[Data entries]
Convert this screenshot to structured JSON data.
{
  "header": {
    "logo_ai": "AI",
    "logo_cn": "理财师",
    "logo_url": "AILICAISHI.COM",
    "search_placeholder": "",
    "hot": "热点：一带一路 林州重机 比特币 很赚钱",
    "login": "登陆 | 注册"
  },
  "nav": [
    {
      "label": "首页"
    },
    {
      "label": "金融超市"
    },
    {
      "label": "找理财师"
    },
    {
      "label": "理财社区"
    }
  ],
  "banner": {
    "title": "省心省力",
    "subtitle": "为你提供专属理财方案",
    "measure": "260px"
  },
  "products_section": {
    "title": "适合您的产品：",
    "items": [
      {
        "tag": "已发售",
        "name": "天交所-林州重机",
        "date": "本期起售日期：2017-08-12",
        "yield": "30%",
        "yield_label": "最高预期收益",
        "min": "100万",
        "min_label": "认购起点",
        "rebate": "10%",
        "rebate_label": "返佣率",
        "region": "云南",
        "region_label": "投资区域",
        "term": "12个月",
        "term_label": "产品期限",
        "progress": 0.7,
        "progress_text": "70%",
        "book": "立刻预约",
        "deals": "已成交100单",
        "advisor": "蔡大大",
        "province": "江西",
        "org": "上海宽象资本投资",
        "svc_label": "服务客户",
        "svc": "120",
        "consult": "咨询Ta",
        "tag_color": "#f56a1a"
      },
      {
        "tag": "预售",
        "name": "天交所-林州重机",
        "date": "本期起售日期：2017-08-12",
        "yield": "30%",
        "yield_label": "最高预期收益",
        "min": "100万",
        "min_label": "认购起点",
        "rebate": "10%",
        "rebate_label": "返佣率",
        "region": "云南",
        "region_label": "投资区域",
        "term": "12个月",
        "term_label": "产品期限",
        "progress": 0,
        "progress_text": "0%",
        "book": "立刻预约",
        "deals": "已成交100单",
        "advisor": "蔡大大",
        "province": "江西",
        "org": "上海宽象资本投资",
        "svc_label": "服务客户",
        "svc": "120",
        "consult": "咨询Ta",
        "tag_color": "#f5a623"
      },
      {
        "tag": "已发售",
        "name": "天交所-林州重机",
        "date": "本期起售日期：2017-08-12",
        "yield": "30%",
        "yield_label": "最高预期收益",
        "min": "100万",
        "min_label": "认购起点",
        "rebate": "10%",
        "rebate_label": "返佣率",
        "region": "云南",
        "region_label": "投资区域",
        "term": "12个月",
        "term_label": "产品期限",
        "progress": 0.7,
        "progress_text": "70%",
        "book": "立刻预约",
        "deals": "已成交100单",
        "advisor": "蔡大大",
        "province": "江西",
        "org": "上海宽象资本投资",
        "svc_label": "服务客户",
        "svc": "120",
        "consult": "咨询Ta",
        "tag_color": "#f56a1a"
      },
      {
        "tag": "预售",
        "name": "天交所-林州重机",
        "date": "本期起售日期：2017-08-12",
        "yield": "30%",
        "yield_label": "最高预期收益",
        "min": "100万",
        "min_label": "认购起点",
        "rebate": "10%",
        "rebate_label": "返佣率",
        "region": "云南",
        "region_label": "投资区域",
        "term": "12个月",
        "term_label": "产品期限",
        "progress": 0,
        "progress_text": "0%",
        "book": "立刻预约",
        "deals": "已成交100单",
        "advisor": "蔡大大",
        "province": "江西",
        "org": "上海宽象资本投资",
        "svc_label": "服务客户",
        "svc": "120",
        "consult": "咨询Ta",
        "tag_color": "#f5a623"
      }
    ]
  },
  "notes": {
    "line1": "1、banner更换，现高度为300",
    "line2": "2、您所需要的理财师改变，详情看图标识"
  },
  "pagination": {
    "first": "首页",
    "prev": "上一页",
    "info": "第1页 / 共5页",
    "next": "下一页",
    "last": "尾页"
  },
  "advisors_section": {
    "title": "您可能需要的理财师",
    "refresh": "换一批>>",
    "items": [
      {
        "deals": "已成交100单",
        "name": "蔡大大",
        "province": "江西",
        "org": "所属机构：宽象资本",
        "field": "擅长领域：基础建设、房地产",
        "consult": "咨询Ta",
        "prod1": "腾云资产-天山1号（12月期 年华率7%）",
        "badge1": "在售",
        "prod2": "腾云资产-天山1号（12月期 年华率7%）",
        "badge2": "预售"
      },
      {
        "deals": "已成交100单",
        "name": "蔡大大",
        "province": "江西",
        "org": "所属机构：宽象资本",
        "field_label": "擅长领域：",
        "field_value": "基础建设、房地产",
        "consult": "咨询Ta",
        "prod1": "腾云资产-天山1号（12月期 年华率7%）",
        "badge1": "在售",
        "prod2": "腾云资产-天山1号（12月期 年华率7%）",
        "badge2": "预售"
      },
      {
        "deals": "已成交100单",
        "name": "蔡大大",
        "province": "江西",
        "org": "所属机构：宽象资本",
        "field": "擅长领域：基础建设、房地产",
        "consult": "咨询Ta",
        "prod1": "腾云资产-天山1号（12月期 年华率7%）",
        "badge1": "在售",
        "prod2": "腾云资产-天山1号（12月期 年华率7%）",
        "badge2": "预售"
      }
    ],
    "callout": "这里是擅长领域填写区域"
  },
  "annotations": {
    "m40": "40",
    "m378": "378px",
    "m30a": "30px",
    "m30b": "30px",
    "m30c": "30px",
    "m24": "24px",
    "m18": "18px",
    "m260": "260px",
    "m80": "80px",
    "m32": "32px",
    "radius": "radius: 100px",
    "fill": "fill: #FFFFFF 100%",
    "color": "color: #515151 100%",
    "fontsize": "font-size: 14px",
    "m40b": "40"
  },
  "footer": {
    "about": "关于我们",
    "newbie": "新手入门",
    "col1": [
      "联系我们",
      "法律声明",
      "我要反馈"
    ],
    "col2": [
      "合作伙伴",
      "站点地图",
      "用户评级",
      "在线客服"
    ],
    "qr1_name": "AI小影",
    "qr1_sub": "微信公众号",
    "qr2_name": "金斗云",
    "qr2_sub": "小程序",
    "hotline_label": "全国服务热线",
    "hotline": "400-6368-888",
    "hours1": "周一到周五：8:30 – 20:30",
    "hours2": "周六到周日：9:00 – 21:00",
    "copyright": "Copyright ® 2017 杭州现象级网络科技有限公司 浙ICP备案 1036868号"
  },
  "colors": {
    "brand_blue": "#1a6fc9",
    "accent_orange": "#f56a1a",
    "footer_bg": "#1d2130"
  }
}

Problem requirements
Go through the listing above and restate it word for word.

Reply to the task
Convert this screenshot to structured JSON data.
{
  "header": {
    "logo_ai": "AI",
    "logo_cn": "理财师",
    "logo_url": "AILICAISHI.COM",
    "search_placeholder": "",
    "hot": "热点：一带一路 林州重机 比特币 很赚钱",
    "login": "登陆 | 注册"
  },
  "nav": [
    {
      "label": "首页"
    },
    {
      "label": "金融超市"
    },
    {
      "label": "找理财师"
    },
    {
      "label": "理财社区"
    }
  ],
  "banner": {
    "title": "省心省力",
    "subtitle": "为你提供专属理财方案",
    "measure": "260px"
  },
  "products_section": {
    "title": "适合您的产品：",
    "items": [
      {
        "tag": "已发售",
        "name": "天交所-林州重机",
        "date": "本期起售日期：2017-08-12",
        "yield": "30%",
        "yield_label": "最高预期收益",
        "min": "100万",
        "min_label": "认购起点",
        "rebate": "10%",
        "rebate_label": "返佣率",
        "region": "云南",
        "region_label": "投资区域",
        "term": "12个月",
        "term_label": "产品期限",
        "progress": 0.7,
        "progress_text": "70%",
        "book": "立刻预约",
        "deals": "已成交100单",
        "advisor": "蔡大大",
        "province": "江西",
        "org": "上海宽象资本投资",
        "svc_label": "服务客户",
        "svc": "120",
        "consult": "咨询Ta",
        "tag_color": "#f56a1a"
      },
      {
        "tag": "预售",
        "name": "天交所-林州重机",
        "date": "本期起售日期：2017-08-12",
        "yield": "30%",
        "yield_label": "最高预期收益",
        "min": "100万",
        "min_label": "认购起点",
        "rebate": "10%",
        "rebate_label": "返佣率",
        "region": "云南",
        "region_label": "投资区域",
        "term": "12个月",
        "term_label": "产品期限",
        "progress": 0,
        "progress_text": "0%",
        "book": "立刻预约",
        "deals": "已成交100单",
        "advisor": "蔡大大",
        "province": "江西",
        "org": "上海宽象资本投资",
        "svc_label": "服务客户",
        "svc": "120",
        "consult": "咨询Ta",
        "tag_color": "#f5a623"
      },
      {
        "tag": "已发售",
        "name": "天交所-林州重机",
        "date": "本期起售日期：2017-08-12",
        "yield": "30%",
        "yield_label": "最高预期收益",
        "min": "100万",
        "min_label": "认购起点",
        "rebate": "10%",
        "rebate_label": "返佣率",
        "region": "云南",
        "region_label": "投资区域",
        "term": "12个月",
        "term_label": "产品期限",
        "progress": 0.7,
        "progress_text": "70%",
        "book": "立刻预约",
        "deals": "已成交100单",
        "advisor": "蔡大大",
        "province": "江西",
        "org": "上海宽象资本投资",
        "svc_label": "服务客户",
        "svc": "120",
        "consult": "咨询Ta",
        "tag_color": "#f56a1a"
      },
      {
        "tag": "预售",
        "name": "天交所-林州重机",
        "date": "本期起售日期：2017-08-12",
        "yield": "30%",
        "yield_label": "最高预期收益",
        "min": "100万",
        "min_label": "认购起点",
        "rebate": "10%",
        "rebate_label": "返佣率",
        "region": "云南",
        "region_label": "投资区域",
        "term": "12个月",
        "term_label": "产品期限",
        "progress": 0,
        "progress_text": "0%",
        "book": "立刻预约",
        "deals": "已成交100单",
        "advisor": "蔡大大",
        "province": "江西",
        "org": "上海宽象资本投资",
        "svc_label": "服务客户",
        "svc": "120",
        "consult": "咨询Ta",
        "tag_color": "#f5a623"
      }
    ]
  },
  "notes": {
    "line1": "1、banner更换，现高度为300",
    "line2": "2、您所需要的理财师改变，详情看图标识"
  },
  "pagination": {
    "first": "首页",
    "prev": "上一页",
    "info": "第1页 / 共5页",
    "next": "下一页",
    "last": "尾页"
  },
  "advisors_section": {
    "title": "您可能需要的理财师",
    "refresh": "换一批>>",
    "items": [
      {
        "deals": "已成交100单",
        "name": "蔡大大",
        "province": "江西",
        "org": "所属机构：宽象资本",
        "field": "擅长领域：基础建设、房地产",
        "consult": "咨询Ta",
        "prod1": "腾云资产-天山1号（12月期 年华率7%）",
        "badge1": "在售",
        "prod2": "腾云资产-天山1号（12月期 年华率7%）",
        "badge2": "预售"
      },
      {
        "deals": "已成交100单",
        "name": "蔡大大",
        "province": "江西",
        "org": "所属机构：宽象资本",
        "field_label": "擅长领域：",
        "field_value": "基础建设、房地产",
        "consult": "咨询Ta",
        "prod1": "腾云资产-天山1号（12月期 年华率7%）",
        "badge1": "在售",
        "prod2": "腾云资产-天山1号（12月期 年华率7%）",
        "badge2": "预售"
      },
      {
        "deals": "已成交100单",
        "name": "蔡大大",
        "province": "江西",
        "org": "所属机构：宽象资本",
        "field": "擅长领域：基础建设、房地产",
        "consult": "咨询Ta",
        "prod1": "腾云资产-天山1号（12月期 年华率7%）",
        "badge1": "在售",
        "prod2": "腾云资产-天山1号（12月期 年华率7%）",
        "badge2": "预售"
      }
    ],
    "callout": "这里是擅长领域填写区域"
  },
  "annotations": {
    "m40": "40",
    "m378": "378px",
    "m30a": "30px",
    "m30b": "30px",
    "m30c": "30px",
    "m24": "24px",
    "m18": "18px",
    "m260": "260px",
    "m80": "80px",
    "m32": "32px",
    "radius": "radius: 100px",
    "fill": "fill: #FFFFFF 100%",
    "color": "color: #515151 100%",
    "fontsize": "font-size: 14px",
    "m40b": "40"
  },
  "footer": {
    "about": "关于我们",
    "newbie": "新手入门",
    "col1": [
      "联系我们",
      "法律声明",
      "我要反馈"
    ],
    "col2": [
      "合作伙伴",
      "站点地图",
      "用户评级",
      "在线客服"
    ],
    "qr1_name": "AI小影",
    "qr1_sub": "微信公众号",
    "qr2_name": "金斗云",
    "qr2_sub": "小程序",
    "hotline_label": "全国服务热线",
    "hotline": "400-6368-888",
    "hours1": "周一到周五：8:30 – 20:30",
    "hours2": "周六到周日：9:00 – 21:00",
    "copyright": "Copyright ® 2017 杭州现象级网络科技有限公司 浙ICP备案 1036868号"
  },
  "colors": {
    "brand_blue": "#1a6fc9",
    "accent_orange": "#f56a1a",
    "footer_bg": "#1d2130"
  }
}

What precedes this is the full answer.